**YOUR TASK:** Find the string "this" in the records. Copy every line it appears in.

**TASK MATERIAL:**
■ ■ ■ ■ ■ ■ ■

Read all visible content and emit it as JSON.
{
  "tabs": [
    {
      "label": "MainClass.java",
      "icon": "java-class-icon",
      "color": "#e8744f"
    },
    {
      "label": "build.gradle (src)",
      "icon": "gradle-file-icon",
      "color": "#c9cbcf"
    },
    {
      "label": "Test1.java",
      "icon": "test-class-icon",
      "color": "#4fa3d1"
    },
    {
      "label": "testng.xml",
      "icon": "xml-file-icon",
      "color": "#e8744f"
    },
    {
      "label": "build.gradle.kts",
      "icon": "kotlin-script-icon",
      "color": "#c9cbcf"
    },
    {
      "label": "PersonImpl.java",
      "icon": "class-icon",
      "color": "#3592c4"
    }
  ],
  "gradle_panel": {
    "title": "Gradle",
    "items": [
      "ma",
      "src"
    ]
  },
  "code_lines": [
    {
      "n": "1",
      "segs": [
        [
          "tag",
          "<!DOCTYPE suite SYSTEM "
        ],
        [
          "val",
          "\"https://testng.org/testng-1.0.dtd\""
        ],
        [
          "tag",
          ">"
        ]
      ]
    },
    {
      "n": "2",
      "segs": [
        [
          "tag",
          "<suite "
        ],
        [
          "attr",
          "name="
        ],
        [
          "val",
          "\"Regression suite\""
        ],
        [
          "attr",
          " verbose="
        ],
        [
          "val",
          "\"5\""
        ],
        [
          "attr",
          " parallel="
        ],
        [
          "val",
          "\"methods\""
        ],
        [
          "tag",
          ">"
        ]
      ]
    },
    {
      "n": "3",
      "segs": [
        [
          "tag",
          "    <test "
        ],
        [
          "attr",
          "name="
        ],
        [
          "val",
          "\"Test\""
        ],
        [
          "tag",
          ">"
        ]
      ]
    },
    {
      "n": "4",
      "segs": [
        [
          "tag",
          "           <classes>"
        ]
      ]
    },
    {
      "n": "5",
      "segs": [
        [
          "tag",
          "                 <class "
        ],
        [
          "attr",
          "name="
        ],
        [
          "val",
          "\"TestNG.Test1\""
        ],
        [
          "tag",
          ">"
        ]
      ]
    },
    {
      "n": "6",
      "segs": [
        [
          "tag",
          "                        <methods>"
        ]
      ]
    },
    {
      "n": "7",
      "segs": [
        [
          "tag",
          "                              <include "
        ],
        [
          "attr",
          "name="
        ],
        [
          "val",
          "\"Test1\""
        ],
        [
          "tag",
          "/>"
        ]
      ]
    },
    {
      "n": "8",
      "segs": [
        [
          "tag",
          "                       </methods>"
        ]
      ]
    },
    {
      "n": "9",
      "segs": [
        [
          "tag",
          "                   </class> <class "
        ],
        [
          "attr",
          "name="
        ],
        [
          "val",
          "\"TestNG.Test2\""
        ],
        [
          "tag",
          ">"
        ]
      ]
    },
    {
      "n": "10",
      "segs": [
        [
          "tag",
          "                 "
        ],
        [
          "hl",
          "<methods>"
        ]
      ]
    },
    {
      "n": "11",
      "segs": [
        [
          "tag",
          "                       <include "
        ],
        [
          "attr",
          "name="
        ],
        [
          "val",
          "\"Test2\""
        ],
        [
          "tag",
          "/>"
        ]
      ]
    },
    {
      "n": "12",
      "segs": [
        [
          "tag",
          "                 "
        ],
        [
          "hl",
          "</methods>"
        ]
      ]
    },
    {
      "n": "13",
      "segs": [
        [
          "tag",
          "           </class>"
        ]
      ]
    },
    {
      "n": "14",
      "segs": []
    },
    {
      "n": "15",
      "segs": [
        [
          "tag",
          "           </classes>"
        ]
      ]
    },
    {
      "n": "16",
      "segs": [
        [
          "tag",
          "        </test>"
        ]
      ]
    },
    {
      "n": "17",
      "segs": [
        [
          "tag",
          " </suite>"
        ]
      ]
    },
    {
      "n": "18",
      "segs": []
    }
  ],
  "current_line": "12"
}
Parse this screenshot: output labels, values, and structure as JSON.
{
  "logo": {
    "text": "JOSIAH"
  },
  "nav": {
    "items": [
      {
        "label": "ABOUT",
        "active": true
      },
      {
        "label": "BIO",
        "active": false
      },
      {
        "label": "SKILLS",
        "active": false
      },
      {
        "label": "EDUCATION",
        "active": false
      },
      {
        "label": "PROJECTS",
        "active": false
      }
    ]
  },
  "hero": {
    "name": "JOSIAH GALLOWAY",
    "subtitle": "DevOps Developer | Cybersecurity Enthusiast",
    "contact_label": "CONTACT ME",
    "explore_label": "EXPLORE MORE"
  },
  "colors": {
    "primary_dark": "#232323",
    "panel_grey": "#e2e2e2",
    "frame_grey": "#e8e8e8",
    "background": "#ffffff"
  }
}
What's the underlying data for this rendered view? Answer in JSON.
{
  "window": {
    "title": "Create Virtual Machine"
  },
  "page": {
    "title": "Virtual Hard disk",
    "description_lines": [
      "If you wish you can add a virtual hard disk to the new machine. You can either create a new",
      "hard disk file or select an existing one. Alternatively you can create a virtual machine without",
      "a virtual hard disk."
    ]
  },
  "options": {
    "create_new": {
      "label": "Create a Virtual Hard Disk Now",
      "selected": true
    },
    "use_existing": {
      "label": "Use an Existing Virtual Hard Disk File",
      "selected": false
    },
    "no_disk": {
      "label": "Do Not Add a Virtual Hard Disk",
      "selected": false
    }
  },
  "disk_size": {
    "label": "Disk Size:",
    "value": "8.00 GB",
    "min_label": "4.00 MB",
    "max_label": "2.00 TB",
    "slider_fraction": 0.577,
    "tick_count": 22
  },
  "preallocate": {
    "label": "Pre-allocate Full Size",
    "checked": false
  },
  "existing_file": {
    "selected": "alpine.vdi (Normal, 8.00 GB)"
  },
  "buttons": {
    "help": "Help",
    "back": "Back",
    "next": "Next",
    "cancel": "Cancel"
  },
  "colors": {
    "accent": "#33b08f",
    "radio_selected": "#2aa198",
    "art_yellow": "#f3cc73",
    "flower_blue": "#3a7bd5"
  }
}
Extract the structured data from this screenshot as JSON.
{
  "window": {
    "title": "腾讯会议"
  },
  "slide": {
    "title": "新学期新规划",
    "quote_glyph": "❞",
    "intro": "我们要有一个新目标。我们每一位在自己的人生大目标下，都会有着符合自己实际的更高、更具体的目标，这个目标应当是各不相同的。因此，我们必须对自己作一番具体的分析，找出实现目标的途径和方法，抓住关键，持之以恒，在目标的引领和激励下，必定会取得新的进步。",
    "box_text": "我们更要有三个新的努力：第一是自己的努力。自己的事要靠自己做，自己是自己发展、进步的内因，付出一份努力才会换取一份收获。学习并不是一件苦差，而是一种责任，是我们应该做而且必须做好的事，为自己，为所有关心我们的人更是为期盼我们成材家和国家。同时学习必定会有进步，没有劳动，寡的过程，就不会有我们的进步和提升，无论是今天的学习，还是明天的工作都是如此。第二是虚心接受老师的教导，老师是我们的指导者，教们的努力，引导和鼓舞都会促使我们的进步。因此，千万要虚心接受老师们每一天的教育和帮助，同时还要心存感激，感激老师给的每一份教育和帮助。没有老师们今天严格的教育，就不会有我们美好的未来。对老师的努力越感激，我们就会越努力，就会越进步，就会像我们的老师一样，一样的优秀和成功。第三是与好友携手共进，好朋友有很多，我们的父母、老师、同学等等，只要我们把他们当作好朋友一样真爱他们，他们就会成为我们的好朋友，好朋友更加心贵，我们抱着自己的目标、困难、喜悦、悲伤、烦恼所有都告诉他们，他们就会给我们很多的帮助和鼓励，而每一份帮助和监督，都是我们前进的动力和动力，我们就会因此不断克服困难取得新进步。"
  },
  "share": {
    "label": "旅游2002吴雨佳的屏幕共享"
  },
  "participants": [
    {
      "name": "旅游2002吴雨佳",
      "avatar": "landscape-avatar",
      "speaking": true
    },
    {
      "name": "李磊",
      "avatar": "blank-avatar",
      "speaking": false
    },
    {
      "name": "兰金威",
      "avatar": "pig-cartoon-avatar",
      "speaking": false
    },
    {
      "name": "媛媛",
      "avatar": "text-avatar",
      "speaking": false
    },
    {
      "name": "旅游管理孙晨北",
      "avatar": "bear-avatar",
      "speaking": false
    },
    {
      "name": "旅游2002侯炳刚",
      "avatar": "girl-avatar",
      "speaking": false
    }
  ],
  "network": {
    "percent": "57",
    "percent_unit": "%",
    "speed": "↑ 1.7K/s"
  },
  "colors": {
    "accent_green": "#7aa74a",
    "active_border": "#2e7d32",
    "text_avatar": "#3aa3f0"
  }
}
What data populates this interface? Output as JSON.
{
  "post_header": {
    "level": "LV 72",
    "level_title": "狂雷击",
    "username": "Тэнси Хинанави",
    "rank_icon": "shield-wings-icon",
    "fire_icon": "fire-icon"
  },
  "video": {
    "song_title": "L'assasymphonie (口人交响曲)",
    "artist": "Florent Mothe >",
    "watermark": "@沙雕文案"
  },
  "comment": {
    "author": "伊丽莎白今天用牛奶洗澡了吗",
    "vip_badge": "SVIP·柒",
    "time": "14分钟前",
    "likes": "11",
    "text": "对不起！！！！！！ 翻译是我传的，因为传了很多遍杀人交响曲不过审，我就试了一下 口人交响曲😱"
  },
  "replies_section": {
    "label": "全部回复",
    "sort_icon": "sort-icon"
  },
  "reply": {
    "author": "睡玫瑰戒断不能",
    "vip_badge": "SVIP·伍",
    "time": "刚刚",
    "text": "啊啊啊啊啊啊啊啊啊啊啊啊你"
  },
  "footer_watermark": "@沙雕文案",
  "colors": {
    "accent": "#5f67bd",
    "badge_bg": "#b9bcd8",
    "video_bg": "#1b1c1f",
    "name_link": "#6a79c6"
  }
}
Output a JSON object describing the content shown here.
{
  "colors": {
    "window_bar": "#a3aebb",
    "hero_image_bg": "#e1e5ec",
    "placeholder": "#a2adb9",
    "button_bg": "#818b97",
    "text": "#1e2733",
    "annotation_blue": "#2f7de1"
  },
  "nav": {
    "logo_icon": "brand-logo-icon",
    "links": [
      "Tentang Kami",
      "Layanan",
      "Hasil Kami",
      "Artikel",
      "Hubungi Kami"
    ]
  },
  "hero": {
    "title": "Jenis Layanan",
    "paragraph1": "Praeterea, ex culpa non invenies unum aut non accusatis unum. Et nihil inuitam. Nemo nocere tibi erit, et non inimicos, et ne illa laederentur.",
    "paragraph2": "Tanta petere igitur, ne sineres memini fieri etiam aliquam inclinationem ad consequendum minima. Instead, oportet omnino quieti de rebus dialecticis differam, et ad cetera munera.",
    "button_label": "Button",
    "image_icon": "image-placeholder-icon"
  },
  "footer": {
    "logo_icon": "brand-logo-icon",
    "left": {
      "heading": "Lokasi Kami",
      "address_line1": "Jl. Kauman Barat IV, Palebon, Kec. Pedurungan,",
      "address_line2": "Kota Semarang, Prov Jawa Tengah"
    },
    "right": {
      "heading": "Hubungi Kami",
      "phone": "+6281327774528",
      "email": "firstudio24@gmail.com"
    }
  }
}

■ ■ ■ ■ ■ ■ ■

**PROBLEM SOLUTION:**
Parse this screenshot: output labels, values, and structure as JSON.
What's the underlying data for this rendered view? Answer in JSON.
Extract the structured data from this screenshot as JSON.
What data populates this interface? Output as JSON.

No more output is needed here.